**TASK DIRECTIONS**
Identify, in the records below, every line where the string "domiciliado" appears, and copy each such line.

**ENTRIES PROVIDED**
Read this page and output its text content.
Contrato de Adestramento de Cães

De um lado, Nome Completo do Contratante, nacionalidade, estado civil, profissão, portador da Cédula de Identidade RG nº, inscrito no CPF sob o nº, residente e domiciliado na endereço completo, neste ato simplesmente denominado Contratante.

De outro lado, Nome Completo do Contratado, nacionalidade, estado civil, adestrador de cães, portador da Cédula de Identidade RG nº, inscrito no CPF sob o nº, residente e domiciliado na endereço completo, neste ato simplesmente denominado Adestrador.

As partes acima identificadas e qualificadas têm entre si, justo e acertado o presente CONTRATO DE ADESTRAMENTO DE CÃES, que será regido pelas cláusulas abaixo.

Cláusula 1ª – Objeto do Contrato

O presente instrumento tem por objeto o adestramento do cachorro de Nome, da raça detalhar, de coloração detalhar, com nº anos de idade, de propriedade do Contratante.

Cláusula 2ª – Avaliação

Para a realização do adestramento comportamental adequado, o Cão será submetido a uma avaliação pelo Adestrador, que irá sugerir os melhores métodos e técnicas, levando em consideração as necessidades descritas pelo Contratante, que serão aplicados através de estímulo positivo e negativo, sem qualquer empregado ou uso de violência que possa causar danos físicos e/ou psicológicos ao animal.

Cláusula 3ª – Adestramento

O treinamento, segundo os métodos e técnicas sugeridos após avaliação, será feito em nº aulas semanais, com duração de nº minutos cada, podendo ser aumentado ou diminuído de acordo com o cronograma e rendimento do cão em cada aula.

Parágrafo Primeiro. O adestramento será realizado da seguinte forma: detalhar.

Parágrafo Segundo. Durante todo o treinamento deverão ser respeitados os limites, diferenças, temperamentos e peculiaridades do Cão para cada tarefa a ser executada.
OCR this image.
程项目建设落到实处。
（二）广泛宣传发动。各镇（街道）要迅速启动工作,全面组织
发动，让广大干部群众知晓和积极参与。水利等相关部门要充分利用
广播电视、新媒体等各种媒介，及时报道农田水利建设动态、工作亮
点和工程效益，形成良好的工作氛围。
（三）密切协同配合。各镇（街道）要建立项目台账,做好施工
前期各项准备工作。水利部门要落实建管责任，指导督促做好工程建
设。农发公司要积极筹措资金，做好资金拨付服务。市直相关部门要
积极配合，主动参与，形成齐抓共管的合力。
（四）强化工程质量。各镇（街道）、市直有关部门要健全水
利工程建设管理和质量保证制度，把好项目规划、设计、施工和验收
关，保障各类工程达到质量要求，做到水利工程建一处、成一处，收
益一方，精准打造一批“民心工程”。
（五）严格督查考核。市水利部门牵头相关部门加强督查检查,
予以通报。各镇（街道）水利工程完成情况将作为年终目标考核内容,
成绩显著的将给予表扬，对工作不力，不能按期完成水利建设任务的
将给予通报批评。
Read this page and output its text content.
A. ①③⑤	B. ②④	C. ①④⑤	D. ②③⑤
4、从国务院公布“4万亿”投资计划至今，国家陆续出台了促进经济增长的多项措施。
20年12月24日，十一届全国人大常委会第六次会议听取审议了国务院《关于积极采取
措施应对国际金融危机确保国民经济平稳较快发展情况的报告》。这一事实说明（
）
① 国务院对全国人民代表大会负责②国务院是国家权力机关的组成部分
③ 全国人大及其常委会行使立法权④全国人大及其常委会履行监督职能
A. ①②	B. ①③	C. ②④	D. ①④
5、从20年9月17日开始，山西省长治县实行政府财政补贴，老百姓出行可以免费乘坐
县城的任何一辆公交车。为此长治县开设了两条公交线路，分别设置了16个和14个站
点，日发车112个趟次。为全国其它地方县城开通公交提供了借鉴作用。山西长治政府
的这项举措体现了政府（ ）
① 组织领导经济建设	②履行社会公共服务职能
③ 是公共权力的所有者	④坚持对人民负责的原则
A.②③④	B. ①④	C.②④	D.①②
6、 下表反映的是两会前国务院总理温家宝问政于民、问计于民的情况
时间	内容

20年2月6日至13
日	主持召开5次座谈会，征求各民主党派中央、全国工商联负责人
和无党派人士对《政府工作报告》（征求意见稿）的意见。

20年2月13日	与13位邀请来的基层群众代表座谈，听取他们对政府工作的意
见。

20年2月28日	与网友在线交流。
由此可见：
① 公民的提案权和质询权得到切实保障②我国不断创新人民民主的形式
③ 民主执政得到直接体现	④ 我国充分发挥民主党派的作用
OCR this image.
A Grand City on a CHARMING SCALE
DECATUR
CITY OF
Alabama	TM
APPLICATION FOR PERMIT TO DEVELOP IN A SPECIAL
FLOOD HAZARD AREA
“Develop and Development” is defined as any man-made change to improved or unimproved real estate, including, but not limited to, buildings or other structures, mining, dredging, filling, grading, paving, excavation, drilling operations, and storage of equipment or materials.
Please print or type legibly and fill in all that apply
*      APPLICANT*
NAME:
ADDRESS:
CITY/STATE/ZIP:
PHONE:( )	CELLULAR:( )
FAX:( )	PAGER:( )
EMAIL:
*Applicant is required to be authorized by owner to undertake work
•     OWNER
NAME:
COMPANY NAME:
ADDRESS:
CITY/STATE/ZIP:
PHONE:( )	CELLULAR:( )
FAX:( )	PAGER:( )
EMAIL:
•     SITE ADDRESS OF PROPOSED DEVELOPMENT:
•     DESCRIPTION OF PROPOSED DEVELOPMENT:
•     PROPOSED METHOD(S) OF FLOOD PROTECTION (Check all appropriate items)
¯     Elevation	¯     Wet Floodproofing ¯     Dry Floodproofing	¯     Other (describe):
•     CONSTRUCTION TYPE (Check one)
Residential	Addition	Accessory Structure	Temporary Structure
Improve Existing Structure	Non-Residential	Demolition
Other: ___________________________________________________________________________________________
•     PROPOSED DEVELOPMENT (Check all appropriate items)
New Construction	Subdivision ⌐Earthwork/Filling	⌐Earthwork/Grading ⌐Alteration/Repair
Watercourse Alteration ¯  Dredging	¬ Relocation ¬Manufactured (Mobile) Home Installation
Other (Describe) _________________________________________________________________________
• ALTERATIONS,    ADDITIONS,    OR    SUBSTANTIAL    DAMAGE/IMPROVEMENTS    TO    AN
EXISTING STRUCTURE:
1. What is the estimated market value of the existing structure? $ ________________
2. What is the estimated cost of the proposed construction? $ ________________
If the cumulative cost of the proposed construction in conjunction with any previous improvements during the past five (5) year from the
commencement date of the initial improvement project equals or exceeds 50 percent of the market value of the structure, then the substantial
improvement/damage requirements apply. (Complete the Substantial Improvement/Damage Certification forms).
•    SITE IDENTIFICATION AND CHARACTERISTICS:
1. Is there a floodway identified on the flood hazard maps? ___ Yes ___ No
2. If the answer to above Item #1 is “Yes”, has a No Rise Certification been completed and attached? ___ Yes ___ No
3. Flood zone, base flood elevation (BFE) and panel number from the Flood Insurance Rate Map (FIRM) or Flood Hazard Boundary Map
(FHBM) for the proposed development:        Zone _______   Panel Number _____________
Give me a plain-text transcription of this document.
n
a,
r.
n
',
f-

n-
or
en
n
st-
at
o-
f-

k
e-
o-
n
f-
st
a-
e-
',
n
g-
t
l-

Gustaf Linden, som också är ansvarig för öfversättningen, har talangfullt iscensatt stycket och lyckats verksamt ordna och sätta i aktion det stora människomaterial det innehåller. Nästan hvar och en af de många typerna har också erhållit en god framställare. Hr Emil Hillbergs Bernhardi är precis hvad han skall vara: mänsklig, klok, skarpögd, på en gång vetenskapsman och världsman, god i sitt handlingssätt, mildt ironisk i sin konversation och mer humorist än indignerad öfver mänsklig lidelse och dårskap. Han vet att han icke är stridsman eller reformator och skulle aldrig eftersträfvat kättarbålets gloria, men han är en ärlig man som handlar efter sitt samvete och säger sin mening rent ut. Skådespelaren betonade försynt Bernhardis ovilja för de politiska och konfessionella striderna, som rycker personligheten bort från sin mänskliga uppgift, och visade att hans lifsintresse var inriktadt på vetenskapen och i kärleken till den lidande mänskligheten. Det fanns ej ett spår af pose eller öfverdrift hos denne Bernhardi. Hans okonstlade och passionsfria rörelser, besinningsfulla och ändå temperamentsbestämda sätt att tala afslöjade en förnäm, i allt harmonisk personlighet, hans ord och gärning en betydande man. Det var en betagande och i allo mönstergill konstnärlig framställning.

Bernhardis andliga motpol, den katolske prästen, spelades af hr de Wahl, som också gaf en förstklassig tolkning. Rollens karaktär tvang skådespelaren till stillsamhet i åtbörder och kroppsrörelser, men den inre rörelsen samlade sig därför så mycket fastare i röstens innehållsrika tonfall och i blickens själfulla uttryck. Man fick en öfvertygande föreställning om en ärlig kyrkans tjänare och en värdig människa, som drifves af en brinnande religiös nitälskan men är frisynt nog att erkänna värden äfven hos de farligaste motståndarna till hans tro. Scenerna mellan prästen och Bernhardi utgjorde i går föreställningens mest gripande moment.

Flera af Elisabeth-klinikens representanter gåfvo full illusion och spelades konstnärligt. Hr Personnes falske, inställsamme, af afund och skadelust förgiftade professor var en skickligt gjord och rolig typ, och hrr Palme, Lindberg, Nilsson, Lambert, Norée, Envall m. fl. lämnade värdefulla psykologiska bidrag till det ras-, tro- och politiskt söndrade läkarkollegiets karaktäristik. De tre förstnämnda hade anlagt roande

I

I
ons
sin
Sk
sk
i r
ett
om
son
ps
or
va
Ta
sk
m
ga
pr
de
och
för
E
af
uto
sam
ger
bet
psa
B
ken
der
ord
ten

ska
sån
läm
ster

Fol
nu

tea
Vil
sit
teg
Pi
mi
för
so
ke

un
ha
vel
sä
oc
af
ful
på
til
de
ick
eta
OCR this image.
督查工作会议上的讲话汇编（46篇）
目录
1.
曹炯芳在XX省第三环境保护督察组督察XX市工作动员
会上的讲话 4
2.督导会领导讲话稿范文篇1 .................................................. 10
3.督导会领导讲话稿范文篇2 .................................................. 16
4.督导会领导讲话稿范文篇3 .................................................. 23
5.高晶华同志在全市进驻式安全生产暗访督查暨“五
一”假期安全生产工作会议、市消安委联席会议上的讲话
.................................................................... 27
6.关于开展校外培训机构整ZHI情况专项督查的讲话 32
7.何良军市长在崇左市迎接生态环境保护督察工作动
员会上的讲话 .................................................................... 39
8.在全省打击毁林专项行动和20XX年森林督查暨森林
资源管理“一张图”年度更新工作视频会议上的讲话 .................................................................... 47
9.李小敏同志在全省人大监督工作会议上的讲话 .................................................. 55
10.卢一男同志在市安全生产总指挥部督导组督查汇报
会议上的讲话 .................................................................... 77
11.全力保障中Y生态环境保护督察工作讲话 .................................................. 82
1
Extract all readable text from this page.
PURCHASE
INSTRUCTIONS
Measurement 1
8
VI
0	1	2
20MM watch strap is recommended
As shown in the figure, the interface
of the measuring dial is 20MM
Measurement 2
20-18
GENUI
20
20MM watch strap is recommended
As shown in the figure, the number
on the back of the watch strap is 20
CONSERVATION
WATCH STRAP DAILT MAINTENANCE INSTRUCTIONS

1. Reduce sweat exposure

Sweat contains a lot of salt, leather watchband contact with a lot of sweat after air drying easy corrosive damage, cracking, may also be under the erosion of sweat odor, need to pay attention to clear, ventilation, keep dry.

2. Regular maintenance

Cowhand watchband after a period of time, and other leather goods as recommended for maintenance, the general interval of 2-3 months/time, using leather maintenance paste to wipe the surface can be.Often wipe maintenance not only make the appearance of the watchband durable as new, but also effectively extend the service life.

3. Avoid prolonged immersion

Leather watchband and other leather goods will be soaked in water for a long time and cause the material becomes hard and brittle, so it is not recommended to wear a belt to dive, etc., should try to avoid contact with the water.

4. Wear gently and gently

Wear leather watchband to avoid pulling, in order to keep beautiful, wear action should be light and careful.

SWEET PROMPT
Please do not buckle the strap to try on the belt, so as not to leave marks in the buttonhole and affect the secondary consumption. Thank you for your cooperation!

**RESULT OF THIS TASK**
De um lado, Nome Completo do Contratante, nacionalidade, estado civil, profissão, portador da Cédula de Identidade RG nº, inscrito no CPF sob o nº, residente e domiciliado na endereço completo, neste ato simplesmente denominado Contratante.
De outro lado, Nome Completo do Contratado, nacionalidade, estado civil, adestrador de cães, portador da Cédula de Identidade RG nº, inscrito no CPF sob o nº, residente e domiciliado na endereço completo, neste ato simplesmente denominado Adestrador.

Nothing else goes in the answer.